Data extracted from a collection

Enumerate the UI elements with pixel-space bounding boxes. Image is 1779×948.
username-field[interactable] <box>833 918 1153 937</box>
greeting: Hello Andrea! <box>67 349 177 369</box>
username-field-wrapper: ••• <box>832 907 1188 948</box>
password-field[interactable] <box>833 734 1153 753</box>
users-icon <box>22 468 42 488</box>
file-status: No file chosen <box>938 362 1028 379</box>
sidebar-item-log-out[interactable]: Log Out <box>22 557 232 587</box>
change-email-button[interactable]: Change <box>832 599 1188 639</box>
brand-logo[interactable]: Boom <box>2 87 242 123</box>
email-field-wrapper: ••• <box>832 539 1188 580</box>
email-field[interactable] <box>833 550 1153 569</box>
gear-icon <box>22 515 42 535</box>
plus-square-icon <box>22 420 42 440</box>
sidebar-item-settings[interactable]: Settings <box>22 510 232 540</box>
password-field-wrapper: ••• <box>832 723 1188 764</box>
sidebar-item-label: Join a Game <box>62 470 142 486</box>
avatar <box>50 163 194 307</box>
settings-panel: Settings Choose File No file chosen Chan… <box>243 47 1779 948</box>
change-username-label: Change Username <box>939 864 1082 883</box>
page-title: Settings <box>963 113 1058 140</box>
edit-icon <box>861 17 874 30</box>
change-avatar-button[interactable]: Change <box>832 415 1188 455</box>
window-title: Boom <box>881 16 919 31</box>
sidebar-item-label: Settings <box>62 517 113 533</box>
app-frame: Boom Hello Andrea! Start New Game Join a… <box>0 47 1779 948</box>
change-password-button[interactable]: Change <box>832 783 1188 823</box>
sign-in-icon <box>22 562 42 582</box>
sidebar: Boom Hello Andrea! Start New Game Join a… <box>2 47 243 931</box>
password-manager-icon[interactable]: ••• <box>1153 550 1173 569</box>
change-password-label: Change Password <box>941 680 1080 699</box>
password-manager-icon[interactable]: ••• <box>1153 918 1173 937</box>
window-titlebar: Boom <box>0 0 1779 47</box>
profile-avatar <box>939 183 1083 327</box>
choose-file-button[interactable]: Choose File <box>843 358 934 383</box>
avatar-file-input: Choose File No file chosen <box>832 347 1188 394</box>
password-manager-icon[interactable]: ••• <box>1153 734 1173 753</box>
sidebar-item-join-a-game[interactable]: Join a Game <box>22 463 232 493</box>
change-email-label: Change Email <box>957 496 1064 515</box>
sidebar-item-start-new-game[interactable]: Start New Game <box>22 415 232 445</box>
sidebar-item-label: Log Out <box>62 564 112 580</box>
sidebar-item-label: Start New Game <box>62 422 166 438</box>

What this task involves: Write out the records again, replacing every instance of "Boom" with "Blitz" and leaving all other text as it is.

The response:
Enumerate the UI elements with pixel-space bounding boxes. Image is 1779×948.
username-field[interactable] <box>833 918 1153 937</box>
greeting: Hello Andrea! <box>67 349 177 369</box>
username-field-wrapper: ••• <box>832 907 1188 948</box>
password-field[interactable] <box>833 734 1153 753</box>
users-icon <box>22 468 42 488</box>
file-status: No file chosen <box>938 362 1028 379</box>
sidebar-item-log-out[interactable]: Log Out <box>22 557 232 587</box>
change-email-button[interactable]: Change <box>832 599 1188 639</box>
brand-logo[interactable]: Blitz <box>2 87 242 123</box>
email-field-wrapper: ••• <box>832 539 1188 580</box>
email-field[interactable] <box>833 550 1153 569</box>
gear-icon <box>22 515 42 535</box>
plus-square-icon <box>22 420 42 440</box>
sidebar-item-settings[interactable]: Settings <box>22 510 232 540</box>
password-field-wrapper: ••• <box>832 723 1188 764</box>
sidebar-item-label: Join a Game <box>62 470 142 486</box>
avatar <box>50 163 194 307</box>
settings-panel: Settings Choose File No file chosen Chan… <box>243 47 1779 948</box>
change-username-label: Change Username <box>939 864 1082 883</box>
page-title: Settings <box>963 113 1058 140</box>
edit-icon <box>861 17 874 30</box>
change-avatar-button[interactable]: Change <box>832 415 1188 455</box>
window-title: Blitz <box>881 16 919 31</box>
sidebar-item-label: Settings <box>62 517 113 533</box>
app-frame: Blitz Hello Andrea! Start New Game Join a… <box>0 47 1779 948</box>
change-password-button[interactable]: Change <box>832 783 1188 823</box>
sign-in-icon <box>22 562 42 582</box>
sidebar: Blitz Hello Andrea! Start New Game Join a… <box>2 47 243 931</box>
password-manager-icon[interactable]: ••• <box>1153 550 1173 569</box>
change-password-label: Change Password <box>941 680 1080 699</box>
password-manager-icon[interactable]: ••• <box>1153 918 1173 937</box>
window-titlebar: Blitz <box>0 0 1779 47</box>
profile-avatar <box>939 183 1083 327</box>
choose-file-button[interactable]: Choose File <box>843 358 934 383</box>
avatar-file-input: Choose File No file chosen <box>832 347 1188 394</box>
password-manager-icon[interactable]: ••• <box>1153 734 1173 753</box>
sidebar-item-join-a-game[interactable]: Join a Game <box>22 463 232 493</box>
change-email-label: Change Email <box>957 496 1064 515</box>
sidebar-item-start-new-game[interactable]: Start New Game <box>22 415 232 445</box>
sidebar-item-label: Log Out <box>62 564 112 580</box>
sidebar-item-label: Start New Game <box>62 422 166 438</box>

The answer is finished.